'''

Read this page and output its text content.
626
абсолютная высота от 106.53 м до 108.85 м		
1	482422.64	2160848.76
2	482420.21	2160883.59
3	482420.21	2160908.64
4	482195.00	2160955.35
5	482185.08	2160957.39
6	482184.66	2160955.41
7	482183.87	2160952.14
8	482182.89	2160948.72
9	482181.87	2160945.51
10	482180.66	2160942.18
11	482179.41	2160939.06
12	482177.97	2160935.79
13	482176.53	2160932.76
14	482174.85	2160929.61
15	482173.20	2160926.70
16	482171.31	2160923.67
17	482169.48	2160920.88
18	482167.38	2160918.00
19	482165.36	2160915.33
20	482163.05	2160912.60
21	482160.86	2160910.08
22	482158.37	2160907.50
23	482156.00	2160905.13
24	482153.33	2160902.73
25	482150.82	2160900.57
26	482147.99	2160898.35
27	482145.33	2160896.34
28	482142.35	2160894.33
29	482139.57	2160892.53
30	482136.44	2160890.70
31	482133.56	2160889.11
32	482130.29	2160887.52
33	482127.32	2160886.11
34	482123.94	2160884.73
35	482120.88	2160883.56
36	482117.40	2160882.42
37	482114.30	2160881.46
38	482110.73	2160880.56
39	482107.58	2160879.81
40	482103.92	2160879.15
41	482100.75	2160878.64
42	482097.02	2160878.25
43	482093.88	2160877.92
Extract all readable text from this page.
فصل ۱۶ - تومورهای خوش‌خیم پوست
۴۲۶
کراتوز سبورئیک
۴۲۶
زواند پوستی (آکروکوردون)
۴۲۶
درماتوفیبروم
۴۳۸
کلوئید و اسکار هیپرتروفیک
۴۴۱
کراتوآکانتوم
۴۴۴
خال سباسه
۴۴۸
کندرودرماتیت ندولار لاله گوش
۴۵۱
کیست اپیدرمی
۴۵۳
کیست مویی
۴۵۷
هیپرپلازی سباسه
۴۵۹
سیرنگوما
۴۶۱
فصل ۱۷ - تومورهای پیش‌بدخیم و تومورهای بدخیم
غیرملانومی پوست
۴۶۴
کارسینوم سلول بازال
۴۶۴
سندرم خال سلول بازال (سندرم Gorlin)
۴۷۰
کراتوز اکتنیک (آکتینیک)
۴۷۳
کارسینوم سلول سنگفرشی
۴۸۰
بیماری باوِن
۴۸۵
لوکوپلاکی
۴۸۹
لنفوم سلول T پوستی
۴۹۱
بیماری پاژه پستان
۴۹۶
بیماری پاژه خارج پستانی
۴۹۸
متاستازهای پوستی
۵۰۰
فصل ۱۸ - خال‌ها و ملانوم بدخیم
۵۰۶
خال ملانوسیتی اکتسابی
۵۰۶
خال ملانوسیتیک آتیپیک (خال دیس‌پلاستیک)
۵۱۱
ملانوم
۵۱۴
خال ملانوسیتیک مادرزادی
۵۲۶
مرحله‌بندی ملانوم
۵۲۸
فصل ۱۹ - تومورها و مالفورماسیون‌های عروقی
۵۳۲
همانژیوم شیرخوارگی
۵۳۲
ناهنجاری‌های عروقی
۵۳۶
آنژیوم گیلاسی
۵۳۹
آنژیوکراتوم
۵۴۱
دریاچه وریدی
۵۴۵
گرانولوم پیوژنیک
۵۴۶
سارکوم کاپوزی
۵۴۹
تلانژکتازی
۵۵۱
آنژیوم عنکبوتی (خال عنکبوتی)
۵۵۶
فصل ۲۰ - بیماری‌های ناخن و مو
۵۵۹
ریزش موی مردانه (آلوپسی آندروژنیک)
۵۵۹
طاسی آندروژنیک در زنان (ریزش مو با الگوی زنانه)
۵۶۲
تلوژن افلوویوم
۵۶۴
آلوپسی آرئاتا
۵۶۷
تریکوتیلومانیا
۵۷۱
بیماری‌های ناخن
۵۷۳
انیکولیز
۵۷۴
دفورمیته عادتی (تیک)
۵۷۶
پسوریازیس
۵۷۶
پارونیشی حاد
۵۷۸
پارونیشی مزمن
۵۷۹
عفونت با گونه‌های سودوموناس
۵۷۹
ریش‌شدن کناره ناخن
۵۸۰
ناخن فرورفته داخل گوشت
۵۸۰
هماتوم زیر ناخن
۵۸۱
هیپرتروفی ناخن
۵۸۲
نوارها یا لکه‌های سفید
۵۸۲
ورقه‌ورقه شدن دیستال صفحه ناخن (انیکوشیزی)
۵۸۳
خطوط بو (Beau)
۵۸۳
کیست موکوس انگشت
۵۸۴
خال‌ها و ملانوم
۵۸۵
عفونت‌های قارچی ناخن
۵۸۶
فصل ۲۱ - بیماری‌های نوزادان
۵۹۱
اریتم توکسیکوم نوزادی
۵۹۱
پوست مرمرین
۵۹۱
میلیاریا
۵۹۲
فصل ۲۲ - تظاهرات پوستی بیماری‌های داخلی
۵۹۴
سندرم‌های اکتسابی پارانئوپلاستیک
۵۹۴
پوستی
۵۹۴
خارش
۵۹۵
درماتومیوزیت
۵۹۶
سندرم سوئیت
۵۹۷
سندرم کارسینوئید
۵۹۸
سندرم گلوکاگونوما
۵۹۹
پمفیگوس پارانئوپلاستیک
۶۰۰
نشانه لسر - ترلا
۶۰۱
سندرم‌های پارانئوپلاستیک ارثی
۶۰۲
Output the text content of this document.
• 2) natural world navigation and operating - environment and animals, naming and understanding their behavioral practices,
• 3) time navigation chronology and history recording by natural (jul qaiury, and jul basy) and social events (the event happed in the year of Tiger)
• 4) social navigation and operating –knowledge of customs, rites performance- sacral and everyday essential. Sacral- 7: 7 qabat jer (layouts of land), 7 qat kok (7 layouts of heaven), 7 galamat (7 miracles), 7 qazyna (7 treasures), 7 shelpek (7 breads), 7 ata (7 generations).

'''

**Problem statement:** Please restate the records in full, word for word.

**Output:**
Read this page and output its text content.
626
абсолютная высота от 106.53 м до 108.85 м		
1	482422.64	2160848.76
2	482420.21	2160883.59
3	482420.21	2160908.64
4	482195.00	2160955.35
5	482185.08	2160957.39
6	482184.66	2160955.41
7	482183.87	2160952.14
8	482182.89	2160948.72
9	482181.87	2160945.51
10	482180.66	2160942.18
11	482179.41	2160939.06
12	482177.97	2160935.79
13	482176.53	2160932.76
14	482174.85	2160929.61
15	482173.20	2160926.70
16	482171.31	2160923.67
17	482169.48	2160920.88
18	482167.38	2160918.00
19	482165.36	2160915.33
20	482163.05	2160912.60
21	482160.86	2160910.08
22	482158.37	2160907.50
23	482156.00	2160905.13
24	482153.33	2160902.73
25	482150.82	2160900.57
26	482147.99	2160898.35
27	482145.33	2160896.34
28	482142.35	2160894.33
29	482139.57	2160892.53
30	482136.44	2160890.70
31	482133.56	2160889.11
32	482130.29	2160887.52
33	482127.32	2160886.11
34	482123.94	2160884.73
35	482120.88	2160883.56
36	482117.40	2160882.42
37	482114.30	2160881.46
38	482110.73	2160880.56
39	482107.58	2160879.81
40	482103.92	2160879.15
41	482100.75	2160878.64
42	482097.02	2160878.25
43	482093.88	2160877.92
Extract all readable text from this page.
فصل ۱۶ - تومورهای خوش‌خیم پوست
۴۲۶
کراتوز سبورئیک
۴۲۶
زواند پوستی (آکروکوردون)
۴۲۶
درماتوفیبروم
۴۳۸
کلوئید و اسکار هیپرتروفیک
۴۴۱
کراتوآکانتوم
۴۴۴
خال سباسه
۴۴۸
کندرودرماتیت ندولار لاله گوش
۴۵۱
کیست اپیدرمی
۴۵۳
کیست مویی
۴۵۷
هیپرپلازی سباسه
۴۵۹
سیرنگوما
۴۶۱
فصل ۱۷ - تومورهای پیش‌بدخیم و تومورهای بدخیم
غیرملانومی پوست
۴۶۴
کارسینوم سلول بازال
۴۶۴
سندرم خال سلول بازال (سندرم Gorlin)
۴۷۰
کراتوز اکتنیک (آکتینیک)
۴۷۳
کارسینوم سلول سنگفرشی
۴۸۰
بیماری باوِن
۴۸۵
لوکوپلاکی
۴۸۹
لنفوم سلول T پوستی
۴۹۱
بیماری پاژه پستان
۴۹۶
بیماری پاژه خارج پستانی
۴۹۸
متاستازهای پوستی
۵۰۰
فصل ۱۸ - خال‌ها و ملانوم بدخیم
۵۰۶
خال ملانوسیتی اکتسابی
۵۰۶
خال ملانوسیتیک آتیپیک (خال دیس‌پلاستیک)
۵۱۱
ملانوم
۵۱۴
خال ملانوسیتیک مادرزادی
۵۲۶
مرحله‌بندی ملانوم
۵۲۸
فصل ۱۹ - تومورها و مالفورماسیون‌های عروقی
۵۳۲
همانژیوم شیرخوارگی
۵۳۲
ناهنجاری‌های عروقی
۵۳۶
آنژیوم گیلاسی
۵۳۹
آنژیوکراتوم
۵۴۱
دریاچه وریدی
۵۴۵
گرانولوم پیوژنیک
۵۴۶
سارکوم کاپوزی
۵۴۹
تلانژکتازی
۵۵۱
آنژیوم عنکبوتی (خال عنکبوتی)
۵۵۶
فصل ۲۰ - بیماری‌های ناخن و مو
۵۵۹
ریزش موی مردانه (آلوپسی آندروژنیک)
۵۵۹
طاسی آندروژنیک در زنان (ریزش مو با الگوی زنانه)
۵۶۲
تلوژن افلوویوم
۵۶۴
آلوپسی آرئاتا
۵۶۷
تریکوتیلومانیا
۵۷۱
بیماری‌های ناخن
۵۷۳
انیکولیز
۵۷۴
دفورمیته عادتی (تیک)
۵۷۶
پسوریازیس
۵۷۶
پارونیشی حاد
۵۷۸
پارونیشی مزمن
۵۷۹
عفونت با گونه‌های سودوموناس
۵۷۹
ریش‌شدن کناره ناخن
۵۸۰
ناخن فرورفته داخل گوشت
۵۸۰
هماتوم زیر ناخن
۵۸۱
هیپرتروفی ناخن
۵۸۲
نوارها یا لکه‌های سفید
۵۸۲
ورقه‌ورقه شدن دیستال صفحه ناخن (انیکوشیزی)
۵۸۳
خطوط بو (Beau)
۵۸۳
کیست موکوس انگشت
۵۸۴
خال‌ها و ملانوم
۵۸۵
عفونت‌های قارچی ناخن
۵۸۶
فصل ۲۱ - بیماری‌های نوزادان
۵۹۱
اریتم توکسیکوم نوزادی
۵۹۱
پوست مرمرین
۵۹۱
میلیاریا
۵۹۲
فصل ۲۲ - تظاهرات پوستی بیماری‌های داخلی
۵۹۴
سندرم‌های اکتسابی پارانئوپلاستیک
۵۹۴
پوستی
۵۹۴
خارش
۵۹۵
درماتومیوزیت
۵۹۶
سندرم سوئیت
۵۹۷
سندرم کارسینوئید
۵۹۸
سندرم گلوکاگونوما
۵۹۹
پمفیگوس پارانئوپلاستیک
۶۰۰
نشانه لسر - ترلا
۶۰۱
سندرم‌های پارانئوپلاستیک ارثی
۶۰۲
Output the text content of this document.
• 2) natural world navigation and operating - environment and animals, naming and understanding their behavioral practices,
• 3) time navigation chronology and history recording by natural (jul qaiury, and jul basy) and social events (the event happed in the year of Tiger)
• 4) social navigation and operating –knowledge of customs, rites performance- sacral and everyday essential. Sacral- 7: 7 qabat jer (layouts of land), 7 qat kok (7 layouts of heaven), 7 galamat (7 miracles), 7 qazyna (7 treasures), 7 shelpek (7 breads), 7 ata (7 generations).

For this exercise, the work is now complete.